Excerpt to read>
A Maryland inspection report on two accidents at a Kensington lab that processes the AIDS virus found the firm expanded too rapidly without adding necessary safety precautions.

In a report released yesterday to The Washington Post under a Freedom of Information Act request, officials from the Maryland Division of Labor and Industry said no sanctions were taken after the accidents because Maryland has no standards that apply to handling the acquired immune deficiency syndrome virus.

Spills of the AIDS virus occurred Oct. 23 and Oct. 30 at the lab, Bionetics Research Inc., 5516 Nicholson La. A technician from Derwood was cut on the forehead Oct. 30 when a 20-liter glass container of the virus exploded. The technician immediately disinfected the wound and has not yet shown any exposure to the virus. He told The Post he still works at the lab and undergoes weekly blood tests.

The company is one of a handful in the United States that have been licensed by the federal government to process the live virus for use in kits that detect AIDS antibodies in blood. The detection tests were approved last March and their manufacturers have been overwhelmed by demand from blood banks, hospitals, the military and other employers, as well as private doctors.

What to do>
Continue the news article about the two AIDS virus spills at the Bionetics lab in Kensington, starting after its final sentence.

Study material>
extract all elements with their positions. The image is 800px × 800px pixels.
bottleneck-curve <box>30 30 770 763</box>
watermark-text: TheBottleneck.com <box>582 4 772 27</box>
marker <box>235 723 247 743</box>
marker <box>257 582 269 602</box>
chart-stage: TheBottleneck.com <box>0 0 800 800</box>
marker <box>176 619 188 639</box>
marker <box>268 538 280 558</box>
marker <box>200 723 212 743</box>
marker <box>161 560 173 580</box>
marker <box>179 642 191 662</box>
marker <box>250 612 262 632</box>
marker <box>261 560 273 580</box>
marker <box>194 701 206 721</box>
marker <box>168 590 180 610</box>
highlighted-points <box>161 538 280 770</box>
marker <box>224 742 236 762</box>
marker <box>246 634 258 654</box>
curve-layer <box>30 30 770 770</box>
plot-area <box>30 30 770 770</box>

Exercise output>
Both accidents were caused by pressure buildup in the manufacturing system, according to inspection reports. The reports show the firm failed to install an air pressure regulator that would have prevented the Oct. 23 accident, in which the connections to a rubber hose blew off, spewing liquid tissue cultures on the floor. In the Oct. 30 accident, the firm was installing an automatic control panel for the operation, but it was not yet working.

Labor inspectors said an expert from the National Institutes of Health told them the accidents posed only a slight risk to employes, including the injured technician, because of the fragile nature of the virus and the small amount involved. Because the hazards were judged not to be life-threatening, the firm could not be cited under the state's "general duty" clause, which requires firms to provide a safe environment for their workers.

Inspectors said they found contradictory reports of the accident. The plant's safety officer, for example, said an employe wore a respirator when turning off the flow of virus during the Oct. 23 hose rupture, but the employe said he "entered the room holding his hand over his mouth and nose."

Officials of the firm, who could not be reached yesterday, told the state that the company replaced glass containers with plastic and uses safer mechanical pumps, instead of compressed air, in its processing system.